**Task brief:** Omit images. Retype all entries verbatim.

(Entries from a visual dataset)
>> BEGIN

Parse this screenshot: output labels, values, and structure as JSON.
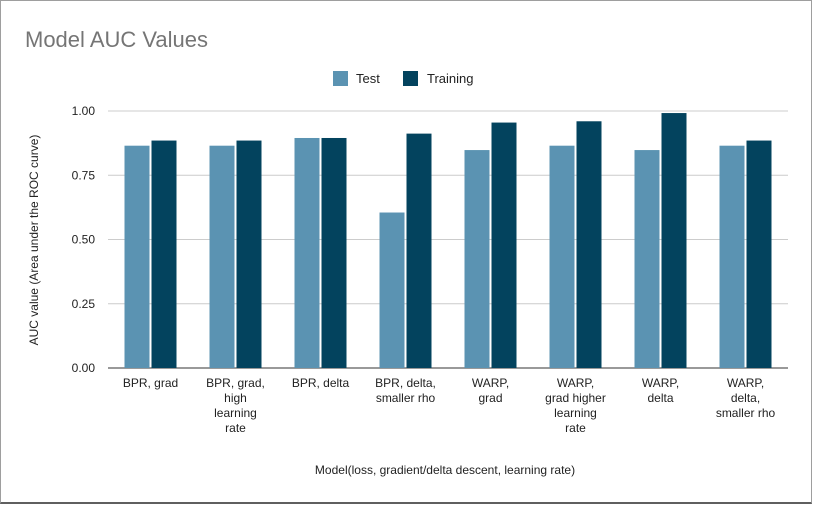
{
  "chart_data": {
    "type": "bar",
    "title": "Model AUC Values",
    "xlabel": "Model(loss, gradient/delta descent, learning rate)",
    "ylabel": "AUC value (Area under the ROC curve)",
    "ylim": [
      0,
      1
    ],
    "yticks": [
      "0.00",
      "0.25",
      "0.50",
      "0.75",
      "1.00"
    ],
    "ytick_values": [
      0,
      0.25,
      0.5,
      0.75,
      1.0
    ],
    "categories": [
      [
        "BPR, grad"
      ],
      [
        "BPR, grad,",
        "high",
        "learning",
        "rate"
      ],
      [
        "BPR, delta"
      ],
      [
        "BPR, delta,",
        "smaller rho"
      ],
      [
        "WARP,",
        "grad"
      ],
      [
        "WARP,",
        "grad higher",
        "learning",
        "rate"
      ],
      [
        "WARP,",
        "delta"
      ],
      [
        "WARP,",
        "delta,",
        "smaller rho"
      ]
    ],
    "series": [
      {
        "name": "Test",
        "color": "#5b93b2",
        "values": [
          0.865,
          0.865,
          0.895,
          0.605,
          0.848,
          0.865,
          0.848,
          0.865
        ]
      },
      {
        "name": "Training",
        "color": "#03435e",
        "values": [
          0.885,
          0.885,
          0.895,
          0.912,
          0.955,
          0.96,
          0.992,
          0.885
        ]
      }
    ],
    "legend_position": "top-center",
    "grid": true
  }
}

>> END

**Reply to the task:**
Parse this screenshot: output labels, values, and structure as JSON.
{
  "chart_data": {
    "type": "bar",
    "title": "Model AUC Values",
    "xlabel": "Model(loss, gradient/delta descent, learning rate)",
    "ylabel": "AUC value (Area under the ROC curve)",
    "ylim": [
      0,
      1
    ],
    "yticks": [
      "0.00",
      "0.25",
      "0.50",
      "0.75",
      "1.00"
    ],
    "ytick_values": [
      0,
      0.25,
      0.5,
      0.75,
      1.0
    ],
    "categories": [
      [
        "BPR, grad"
      ],
      [
        "BPR, grad,",
        "high",
        "learning",
        "rate"
      ],
      [
        "BPR, delta"
      ],
      [
        "BPR, delta,",
        "smaller rho"
      ],
      [
        "WARP,",
        "grad"
      ],
      [
        "WARP,",
        "grad higher",
        "learning",
        "rate"
      ],
      [
        "WARP,",
        "delta"
      ],
      [
        "WARP,",
        "delta,",
        "smaller rho"
      ]
    ],
    "series": [
      {
        "name": "Test",
        "color": "#5b93b2",
        "values": [
          0.865,
          0.865,
          0.895,
          0.605,
          0.848,
          0.865,
          0.848,
          0.865
        ]
      },
      {
        "name": "Training",
        "color": "#03435e",
        "values": [
          0.885,
          0.885,
          0.895,
          0.912,
          0.955,
          0.96,
          0.992,
          0.885
        ]
      }
    ],
    "legend_position": "top-center",
    "grid": true
  }
}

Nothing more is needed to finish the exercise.